**INPUT ROWS:**
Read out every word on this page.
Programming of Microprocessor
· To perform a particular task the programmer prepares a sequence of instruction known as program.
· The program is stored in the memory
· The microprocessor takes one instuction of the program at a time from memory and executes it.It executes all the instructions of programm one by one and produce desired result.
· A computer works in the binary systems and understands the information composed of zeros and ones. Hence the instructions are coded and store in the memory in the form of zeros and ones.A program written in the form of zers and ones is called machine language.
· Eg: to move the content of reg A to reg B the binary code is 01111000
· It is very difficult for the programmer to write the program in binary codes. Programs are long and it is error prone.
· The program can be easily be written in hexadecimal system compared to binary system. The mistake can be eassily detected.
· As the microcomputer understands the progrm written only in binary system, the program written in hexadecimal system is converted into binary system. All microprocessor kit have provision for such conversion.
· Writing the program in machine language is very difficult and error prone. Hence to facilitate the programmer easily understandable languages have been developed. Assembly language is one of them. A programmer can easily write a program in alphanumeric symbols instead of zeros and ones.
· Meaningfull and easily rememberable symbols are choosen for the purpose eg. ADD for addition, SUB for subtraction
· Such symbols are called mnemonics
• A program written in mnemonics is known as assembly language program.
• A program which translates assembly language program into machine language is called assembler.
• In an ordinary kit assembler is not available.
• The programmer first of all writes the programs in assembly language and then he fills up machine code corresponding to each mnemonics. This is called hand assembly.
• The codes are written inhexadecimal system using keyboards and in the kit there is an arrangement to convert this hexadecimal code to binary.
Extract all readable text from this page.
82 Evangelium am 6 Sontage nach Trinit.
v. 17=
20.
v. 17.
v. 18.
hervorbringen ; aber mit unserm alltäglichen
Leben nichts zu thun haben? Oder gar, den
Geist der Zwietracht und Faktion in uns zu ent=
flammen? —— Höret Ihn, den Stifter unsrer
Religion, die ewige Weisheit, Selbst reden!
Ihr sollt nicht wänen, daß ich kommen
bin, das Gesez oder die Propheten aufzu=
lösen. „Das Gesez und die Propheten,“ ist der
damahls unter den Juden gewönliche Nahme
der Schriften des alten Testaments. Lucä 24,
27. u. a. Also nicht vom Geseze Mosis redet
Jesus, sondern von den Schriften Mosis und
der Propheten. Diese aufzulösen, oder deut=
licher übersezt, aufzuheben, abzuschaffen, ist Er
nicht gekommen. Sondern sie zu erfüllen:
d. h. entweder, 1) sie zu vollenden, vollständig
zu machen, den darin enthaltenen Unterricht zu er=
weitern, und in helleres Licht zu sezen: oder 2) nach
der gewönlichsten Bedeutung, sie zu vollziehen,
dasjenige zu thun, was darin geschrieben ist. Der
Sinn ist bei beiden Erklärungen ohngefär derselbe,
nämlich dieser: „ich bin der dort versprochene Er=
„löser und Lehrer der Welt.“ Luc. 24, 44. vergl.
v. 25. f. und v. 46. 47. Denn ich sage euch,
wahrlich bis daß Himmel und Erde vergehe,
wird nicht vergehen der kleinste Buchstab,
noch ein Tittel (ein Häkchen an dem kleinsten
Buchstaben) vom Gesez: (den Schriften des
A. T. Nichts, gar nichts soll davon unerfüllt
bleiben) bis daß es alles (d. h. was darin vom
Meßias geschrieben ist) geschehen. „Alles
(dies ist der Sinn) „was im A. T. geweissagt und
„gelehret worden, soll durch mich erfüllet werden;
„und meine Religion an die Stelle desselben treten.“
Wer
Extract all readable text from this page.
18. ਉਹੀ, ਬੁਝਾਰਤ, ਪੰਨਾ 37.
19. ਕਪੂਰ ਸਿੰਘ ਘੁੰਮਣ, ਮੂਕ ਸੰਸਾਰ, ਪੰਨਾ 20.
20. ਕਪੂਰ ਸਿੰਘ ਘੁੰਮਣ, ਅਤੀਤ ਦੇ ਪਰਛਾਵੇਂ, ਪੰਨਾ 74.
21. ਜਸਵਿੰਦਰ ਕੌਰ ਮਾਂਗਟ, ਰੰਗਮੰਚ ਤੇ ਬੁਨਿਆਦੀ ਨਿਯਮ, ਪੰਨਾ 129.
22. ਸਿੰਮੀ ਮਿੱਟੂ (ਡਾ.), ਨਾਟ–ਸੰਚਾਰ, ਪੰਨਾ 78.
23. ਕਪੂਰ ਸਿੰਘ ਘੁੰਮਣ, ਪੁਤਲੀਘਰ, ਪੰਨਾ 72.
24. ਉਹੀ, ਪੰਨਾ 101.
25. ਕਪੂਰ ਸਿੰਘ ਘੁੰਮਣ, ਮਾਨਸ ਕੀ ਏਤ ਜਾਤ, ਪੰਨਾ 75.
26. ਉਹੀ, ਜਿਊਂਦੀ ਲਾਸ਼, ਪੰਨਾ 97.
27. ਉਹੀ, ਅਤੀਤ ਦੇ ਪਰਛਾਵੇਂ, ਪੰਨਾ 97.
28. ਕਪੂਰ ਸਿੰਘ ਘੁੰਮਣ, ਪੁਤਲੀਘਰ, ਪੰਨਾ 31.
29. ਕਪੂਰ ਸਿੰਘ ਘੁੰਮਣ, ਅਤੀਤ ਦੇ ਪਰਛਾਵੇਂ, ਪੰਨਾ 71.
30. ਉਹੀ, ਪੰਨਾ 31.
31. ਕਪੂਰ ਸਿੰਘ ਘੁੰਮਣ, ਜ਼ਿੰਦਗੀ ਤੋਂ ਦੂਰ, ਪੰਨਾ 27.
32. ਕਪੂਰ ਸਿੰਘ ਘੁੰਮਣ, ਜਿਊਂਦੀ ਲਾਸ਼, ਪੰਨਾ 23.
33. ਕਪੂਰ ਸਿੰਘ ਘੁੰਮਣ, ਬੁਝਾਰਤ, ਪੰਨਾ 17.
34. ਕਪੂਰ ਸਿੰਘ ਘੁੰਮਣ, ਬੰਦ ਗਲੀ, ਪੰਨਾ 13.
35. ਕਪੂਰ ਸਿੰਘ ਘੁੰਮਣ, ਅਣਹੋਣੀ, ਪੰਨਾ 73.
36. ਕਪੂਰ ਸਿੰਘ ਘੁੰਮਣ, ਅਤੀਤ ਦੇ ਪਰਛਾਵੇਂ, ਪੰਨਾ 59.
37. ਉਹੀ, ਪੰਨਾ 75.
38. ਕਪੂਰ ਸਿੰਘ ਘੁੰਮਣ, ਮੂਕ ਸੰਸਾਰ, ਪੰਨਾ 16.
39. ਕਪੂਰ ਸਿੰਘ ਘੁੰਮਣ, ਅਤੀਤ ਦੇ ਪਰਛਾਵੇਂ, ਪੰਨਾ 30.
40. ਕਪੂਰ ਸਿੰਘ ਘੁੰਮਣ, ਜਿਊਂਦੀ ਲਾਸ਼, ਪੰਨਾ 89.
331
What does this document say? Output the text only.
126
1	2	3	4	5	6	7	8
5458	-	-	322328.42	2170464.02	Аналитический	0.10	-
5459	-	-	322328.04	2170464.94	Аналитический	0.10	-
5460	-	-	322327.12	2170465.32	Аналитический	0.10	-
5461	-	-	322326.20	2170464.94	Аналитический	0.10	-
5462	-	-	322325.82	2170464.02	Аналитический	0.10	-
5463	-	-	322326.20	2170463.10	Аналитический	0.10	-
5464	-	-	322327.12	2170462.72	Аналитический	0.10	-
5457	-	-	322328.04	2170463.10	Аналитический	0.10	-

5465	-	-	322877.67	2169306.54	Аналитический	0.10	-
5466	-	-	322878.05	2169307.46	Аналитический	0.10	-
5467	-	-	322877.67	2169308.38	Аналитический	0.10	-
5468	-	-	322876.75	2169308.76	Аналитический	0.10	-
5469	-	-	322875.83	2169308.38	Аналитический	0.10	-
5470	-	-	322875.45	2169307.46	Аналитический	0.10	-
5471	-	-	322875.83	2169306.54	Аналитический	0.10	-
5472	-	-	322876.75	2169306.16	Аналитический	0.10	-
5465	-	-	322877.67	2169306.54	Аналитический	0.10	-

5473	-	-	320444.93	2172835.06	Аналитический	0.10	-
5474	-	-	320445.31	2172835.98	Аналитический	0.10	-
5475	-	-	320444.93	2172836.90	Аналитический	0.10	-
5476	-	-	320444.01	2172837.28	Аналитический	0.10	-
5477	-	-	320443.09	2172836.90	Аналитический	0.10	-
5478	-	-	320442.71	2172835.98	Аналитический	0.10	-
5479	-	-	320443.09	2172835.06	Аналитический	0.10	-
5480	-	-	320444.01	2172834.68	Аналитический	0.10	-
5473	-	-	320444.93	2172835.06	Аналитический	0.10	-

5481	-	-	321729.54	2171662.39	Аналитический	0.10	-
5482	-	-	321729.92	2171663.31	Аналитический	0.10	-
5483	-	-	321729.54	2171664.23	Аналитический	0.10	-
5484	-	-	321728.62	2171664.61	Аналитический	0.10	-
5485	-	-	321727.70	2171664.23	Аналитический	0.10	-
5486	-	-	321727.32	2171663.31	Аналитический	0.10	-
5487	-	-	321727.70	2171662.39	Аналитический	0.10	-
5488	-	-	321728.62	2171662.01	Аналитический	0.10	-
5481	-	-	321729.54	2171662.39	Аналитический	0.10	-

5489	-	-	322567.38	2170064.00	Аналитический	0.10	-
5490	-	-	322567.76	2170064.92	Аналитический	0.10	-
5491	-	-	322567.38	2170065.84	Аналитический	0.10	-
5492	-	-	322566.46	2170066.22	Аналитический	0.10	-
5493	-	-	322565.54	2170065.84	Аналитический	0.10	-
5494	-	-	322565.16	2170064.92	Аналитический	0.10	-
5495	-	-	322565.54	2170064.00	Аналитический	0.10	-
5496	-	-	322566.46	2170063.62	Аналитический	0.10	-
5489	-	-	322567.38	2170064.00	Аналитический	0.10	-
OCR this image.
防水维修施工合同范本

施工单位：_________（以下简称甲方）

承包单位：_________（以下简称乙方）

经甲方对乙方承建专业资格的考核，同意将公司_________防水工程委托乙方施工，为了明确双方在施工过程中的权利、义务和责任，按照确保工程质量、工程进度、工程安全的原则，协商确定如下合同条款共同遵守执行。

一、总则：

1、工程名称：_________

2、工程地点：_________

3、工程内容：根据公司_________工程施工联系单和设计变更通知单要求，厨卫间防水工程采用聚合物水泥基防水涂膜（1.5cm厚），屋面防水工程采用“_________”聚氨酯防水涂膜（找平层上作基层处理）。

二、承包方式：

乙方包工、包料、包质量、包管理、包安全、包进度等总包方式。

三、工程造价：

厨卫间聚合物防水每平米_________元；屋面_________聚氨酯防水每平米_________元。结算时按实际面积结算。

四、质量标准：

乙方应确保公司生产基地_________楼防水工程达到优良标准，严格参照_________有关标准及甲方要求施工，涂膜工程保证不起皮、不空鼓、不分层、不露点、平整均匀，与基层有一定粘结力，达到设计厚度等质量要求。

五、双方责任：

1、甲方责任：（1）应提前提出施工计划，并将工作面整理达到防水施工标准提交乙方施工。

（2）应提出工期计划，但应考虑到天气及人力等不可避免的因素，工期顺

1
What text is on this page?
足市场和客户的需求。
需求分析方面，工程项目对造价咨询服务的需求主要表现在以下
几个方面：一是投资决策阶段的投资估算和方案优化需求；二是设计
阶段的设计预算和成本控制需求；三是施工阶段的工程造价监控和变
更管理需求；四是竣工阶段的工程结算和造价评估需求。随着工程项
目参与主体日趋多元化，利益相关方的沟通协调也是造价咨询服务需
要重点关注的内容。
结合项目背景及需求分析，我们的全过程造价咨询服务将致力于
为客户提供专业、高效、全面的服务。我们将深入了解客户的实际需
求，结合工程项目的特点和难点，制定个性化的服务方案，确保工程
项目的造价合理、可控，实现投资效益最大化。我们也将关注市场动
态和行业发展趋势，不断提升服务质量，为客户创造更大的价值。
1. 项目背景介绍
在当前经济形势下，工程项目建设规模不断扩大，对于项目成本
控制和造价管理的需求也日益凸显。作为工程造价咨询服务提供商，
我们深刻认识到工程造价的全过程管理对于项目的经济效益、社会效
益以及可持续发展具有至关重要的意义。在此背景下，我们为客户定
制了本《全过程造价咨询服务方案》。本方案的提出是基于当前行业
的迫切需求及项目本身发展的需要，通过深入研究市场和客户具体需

**SHORT PROBLEM:** Pull out each line of the entries that contains "codes".

**FINISHED EXERCISE:**
· It is very difficult for the programmer to write the program in binary codes. Programs are long and it is error prone.
• The codes are written inhexadecimal system using keyboards and in the kit there is an arrangement to convert this hexadecimal code to binary.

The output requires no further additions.